**What is needed:**
Restate the listing below word for word, omitting any images.

★ ★ ★ ★ ★

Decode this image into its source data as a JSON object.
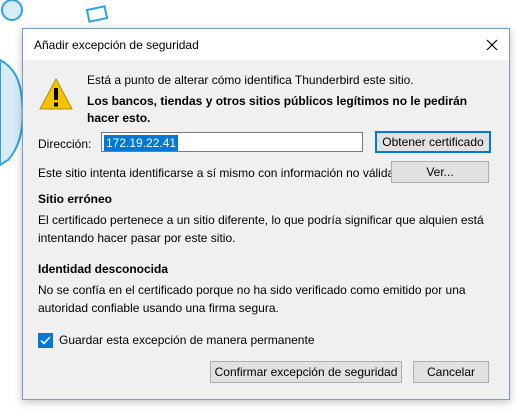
{
  "dialog": {
    "title": "Añadir excepción de seguridad",
    "message": "Está a punto de alterar cómo identifica Thunderbird este sitio.",
    "warning": "Los bancos, tiendas y otros sitios públicos legítimos no le pedirán hacer esto.",
    "location_label": "Dirección:",
    "location_value": "172.19.22.41",
    "get_certificate_label": "Obtener certificado",
    "invalid_info": "Este sitio intenta identificarse a sí mismo con información no válida.",
    "view_label": "Ver...",
    "wrong_site_heading": "Sitio erróneo",
    "wrong_site_text": "El certificado pertenece a un sitio diferente, lo que podría significar que alquien está intentando hacer pasar por este sitio.",
    "unknown_identity_heading": "Identidad desconocida",
    "unknown_identity_text": "No se confía en el certificado porque no ha sido verificado como emitido por una autoridad confiable usando una firma segura.",
    "permanent_label": "Guardar esta excepción de manera permanente",
    "permanent_checked": true,
    "confirm_label": "Confirmar excepción de seguridad",
    "cancel_label": "Cancelar"
  },
  "icons": {
    "close": "close-icon",
    "warning": "warning-icon",
    "check": "check-icon"
  },
  "colors": {
    "accent": "#0078d7",
    "warning_fill": "#f5c400"
  }
}
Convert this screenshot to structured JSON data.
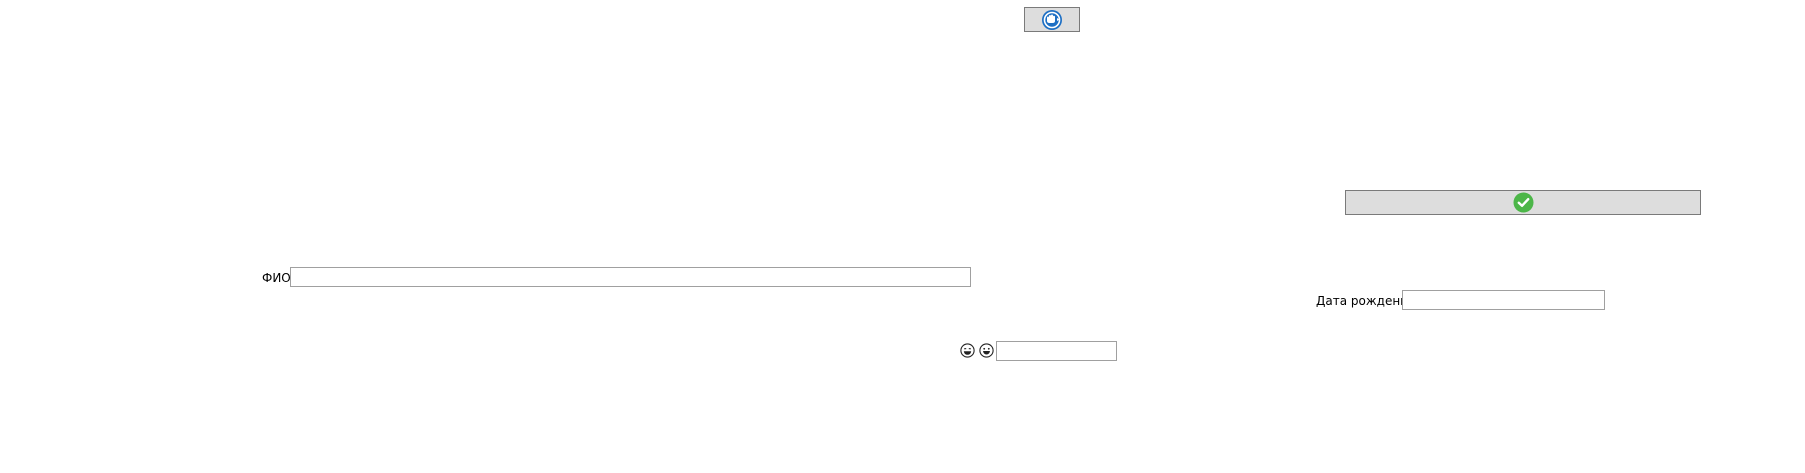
{
  "top_button": {
    "icon": "blue-circle-refresh-hand-icon",
    "color": "#1d6fc4"
  },
  "confirm_button": {
    "icon": "green-check-circle-icon",
    "color": "#4cb648"
  },
  "fio": {
    "label": "ФИО",
    "value": ""
  },
  "birthdate": {
    "label": "Дата рождения",
    "value": ""
  },
  "emoji_field": {
    "icons": [
      "grinning-face-icon",
      "smiling-face-icon"
    ],
    "value": ""
  }
}
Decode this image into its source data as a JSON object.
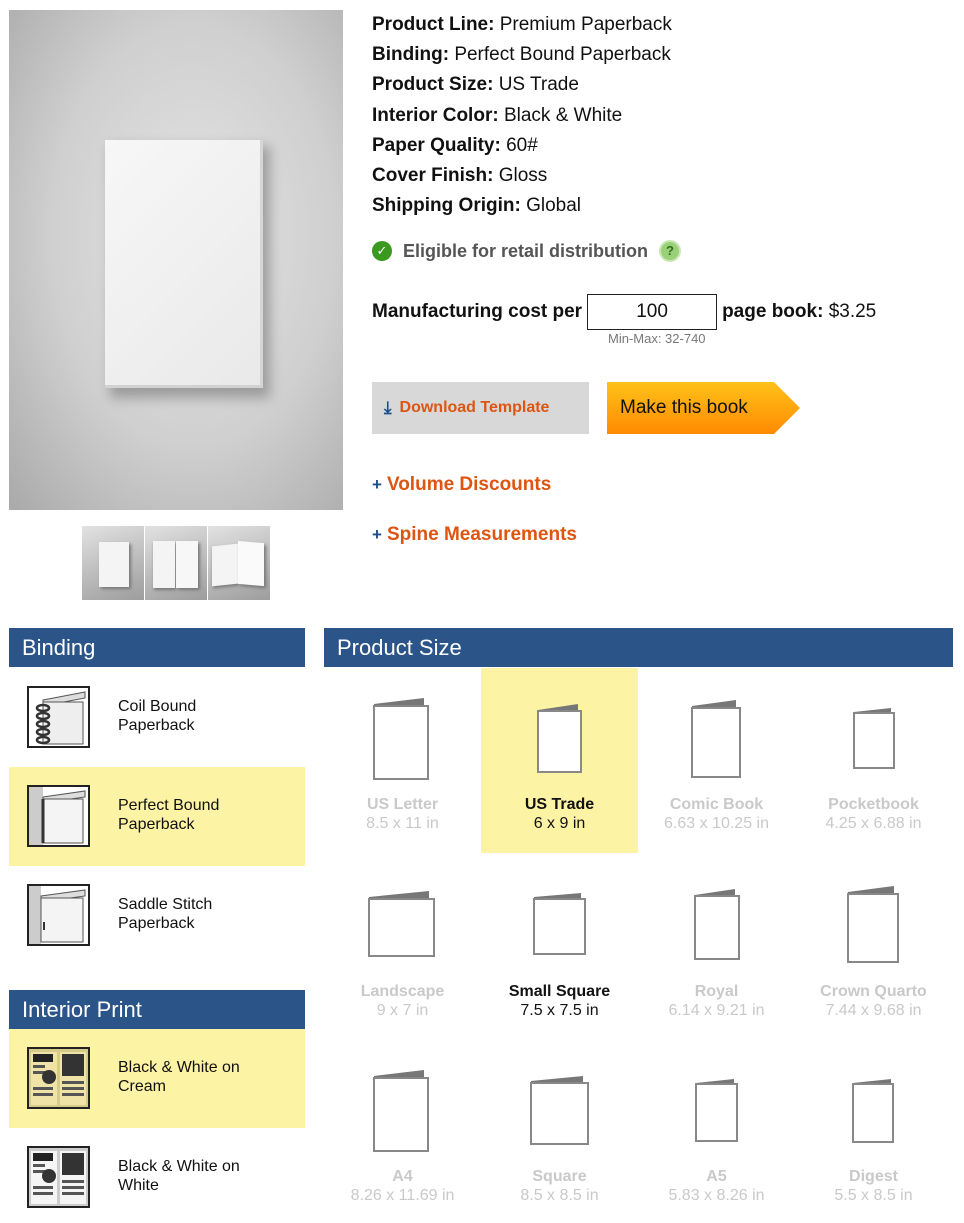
{
  "specs": [
    {
      "key": "Product Line:",
      "value": "Premium Paperback"
    },
    {
      "key": "Binding:",
      "value": "Perfect Bound Paperback"
    },
    {
      "key": "Product Size:",
      "value": "US Trade"
    },
    {
      "key": "Interior Color:",
      "value": "Black & White"
    },
    {
      "key": "Paper Quality:",
      "value": "60#"
    },
    {
      "key": "Cover Finish:",
      "value": "Gloss"
    },
    {
      "key": "Shipping Origin:",
      "value": "Global"
    }
  ],
  "eligible_text": "Eligible for retail distribution",
  "help_glyph": "?",
  "cost": {
    "label_before": "Manufacturing cost per",
    "page_count": "100",
    "label_after": "page book:",
    "price": "$3.25",
    "minmax": "Min-Max: 32-740"
  },
  "buttons": {
    "download": "Download Template",
    "make": "Make this book"
  },
  "expanders": {
    "volume": "Volume Discounts",
    "spine": "Spine Measurements",
    "plus": "+"
  },
  "binding": {
    "title": "Binding",
    "options": [
      {
        "label": "Coil Bound\nPaperback",
        "selected": false
      },
      {
        "label": "Perfect Bound\nPaperback",
        "selected": true
      },
      {
        "label": "Saddle Stitch\nPaperback",
        "selected": false
      }
    ]
  },
  "interior": {
    "title": "Interior Print",
    "options": [
      {
        "label": "Black & White on\nCream",
        "selected": true
      },
      {
        "label": "Black & White on\nWhite",
        "selected": false
      }
    ]
  },
  "product_size": {
    "title": "Product Size",
    "sizes": [
      {
        "name": "US Letter",
        "dims": "8.5 x 11 in",
        "enabled": false,
        "selected": false
      },
      {
        "name": "US Trade",
        "dims": "6 x 9 in",
        "enabled": true,
        "selected": true
      },
      {
        "name": "Comic Book",
        "dims": "6.63 x 10.25 in",
        "enabled": false,
        "selected": false
      },
      {
        "name": "Pocketbook",
        "dims": "4.25 x 6.88 in",
        "enabled": false,
        "selected": false
      },
      {
        "name": "Landscape",
        "dims": "9 x 7 in",
        "enabled": false,
        "selected": false
      },
      {
        "name": "Small Square",
        "dims": "7.5 x 7.5 in",
        "enabled": true,
        "selected": false
      },
      {
        "name": "Royal",
        "dims": "6.14 x 9.21 in",
        "enabled": false,
        "selected": false
      },
      {
        "name": "Crown Quarto",
        "dims": "7.44 x 9.68 in",
        "enabled": false,
        "selected": false
      },
      {
        "name": "A4",
        "dims": "8.26 x 11.69 in",
        "enabled": false,
        "selected": false
      },
      {
        "name": "Square",
        "dims": "8.5 x 8.5 in",
        "enabled": false,
        "selected": false
      },
      {
        "name": "A5",
        "dims": "5.83 x 8.26 in",
        "enabled": false,
        "selected": false
      },
      {
        "name": "Digest",
        "dims": "5.5 x 8.5 in",
        "enabled": false,
        "selected": false
      }
    ]
  },
  "colors": {
    "accent_orange": "#dd5511",
    "header_blue": "#2b5488",
    "selected_yellow": "#fcf3a5"
  }
}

★ ★ ★ ★ ★

**Expected answer:**
Decode this image into its source data as a JSON object.
{
  "dialog": {
    "title": "Añadir excepción de seguridad",
    "message": "Está a punto de alterar cómo identifica Thunderbird este sitio.",
    "warning": "Los bancos, tiendas y otros sitios públicos legítimos no le pedirán hacer esto.",
    "location_label": "Dirección:",
    "location_value": "172.19.22.41",
    "get_certificate_label": "Obtener certificado",
    "invalid_info": "Este sitio intenta identificarse a sí mismo con información no válida.",
    "view_label": "Ver...",
    "wrong_site_heading": "Sitio erróneo",
    "wrong_site_text": "El certificado pertenece a un sitio diferente, lo que podría significar que alquien está intentando hacer pasar por este sitio.",
    "unknown_identity_heading": "Identidad desconocida",
    "unknown_identity_text": "No se confía en el certificado porque no ha sido verificado como emitido por una autoridad confiable usando una firma segura.",
    "permanent_label": "Guardar esta excepción de manera permanente",
    "permanent_checked": true,
    "confirm_label": "Confirmar excepción de seguridad",
    "cancel_label": "Cancelar"
  },
  "icons": {
    "close": "close-icon",
    "warning": "warning-icon",
    "check": "check-icon"
  },
  "colors": {
    "accent": "#0078d7",
    "warning_fill": "#f5c400"
  }
}
Convert this screenshot to structured JSON data.
{
  "top_button": {
    "icon": "blue-circle-refresh-hand-icon",
    "color": "#1d6fc4"
  },
  "confirm_button": {
    "icon": "green-check-circle-icon",
    "color": "#4cb648"
  },
  "fio": {
    "label": "ФИО",
    "value": ""
  },
  "birthdate": {
    "label": "Дата рождения",
    "value": ""
  },
  "emoji_field": {
    "icons": [
      "grinning-face-icon",
      "smiling-face-icon"
    ],
    "value": ""
  }
}
Decode this image into its source data as a JSON object.
{
  "specs": [
    {
      "key": "Product Line:",
      "value": "Premium Paperback"
    },
    {
      "key": "Binding:",
      "value": "Perfect Bound Paperback"
    },
    {
      "key": "Product Size:",
      "value": "US Trade"
    },
    {
      "key": "Interior Color:",
      "value": "Black & White"
    },
    {
      "key": "Paper Quality:",
      "value": "60#"
    },
    {
      "key": "Cover Finish:",
      "value": "Gloss"
    },
    {
      "key": "Shipping Origin:",
      "value": "Global"
    }
  ],
  "eligible_text": "Eligible for retail distribution",
  "help_glyph": "?",
  "cost": {
    "label_before": "Manufacturing cost per",
    "page_count": "100",
    "label_after": "page book:",
    "price": "$3.25",
    "minmax": "Min-Max: 32-740"
  },
  "buttons": {
    "download": "Download Template",
    "make": "Make this book"
  },
  "expanders": {
    "volume": "Volume Discounts",
    "spine": "Spine Measurements",
    "plus": "+"
  },
  "binding": {
    "title": "Binding",
    "options": [
      {
        "label": "Coil Bound\nPaperback",
        "selected": false
      },
      {
        "label": "Perfect Bound\nPaperback",
        "selected": true
      },
      {
        "label": "Saddle Stitch\nPaperback",
        "selected": false
      }
    ]
  },
  "interior": {
    "title": "Interior Print",
    "options": [
      {
        "label": "Black & White on\nCream",
        "selected": true
      },
      {
        "label": "Black & White on\nWhite",
        "selected": false
      }
    ]
  },
  "product_size": {
    "title": "Product Size",
    "sizes": [
      {
        "name": "US Letter",
        "dims": "8.5 x 11 in",
        "enabled": false,
        "selected": false
      },
      {
        "name": "US Trade",
        "dims": "6 x 9 in",
        "enabled": true,
        "selected": true
      },
      {
        "name": "Comic Book",
        "dims": "6.63 x 10.25 in",
        "enabled": false,
        "selected": false
      },
      {
        "name": "Pocketbook",
        "dims": "4.25 x 6.88 in",
        "enabled": false,
        "selected": false
      },
      {
        "name": "Landscape",
        "dims": "9 x 7 in",
        "enabled": false,
        "selected": false
      },
      {
        "name": "Small Square",
        "dims": "7.5 x 7.5 in",
        "enabled": true,
        "selected": false
      },
      {
        "name": "Royal",
        "dims": "6.14 x 9.21 in",
        "enabled": false,
        "selected": false
      },
      {
        "name": "Crown Quarto",
        "dims": "7.44 x 9.68 in",
        "enabled": false,
        "selected": false
      },
      {
        "name": "A4",
        "dims": "8.26 x 11.69 in",
        "enabled": false,
        "selected": false
      },
      {
        "name": "Square",
        "dims": "8.5 x 8.5 in",
        "enabled": false,
        "selected": false
      },
      {
        "name": "A5",
        "dims": "5.83 x 8.26 in",
        "enabled": false,
        "selected": false
      },
      {
        "name": "Digest",
        "dims": "5.5 x 8.5 in",
        "enabled": false,
        "selected": false
      }
    ]
  },
  "colors": {
    "accent_orange": "#dd5511",
    "header_blue": "#2b5488",
    "selected_yellow": "#fcf3a5"
  }
}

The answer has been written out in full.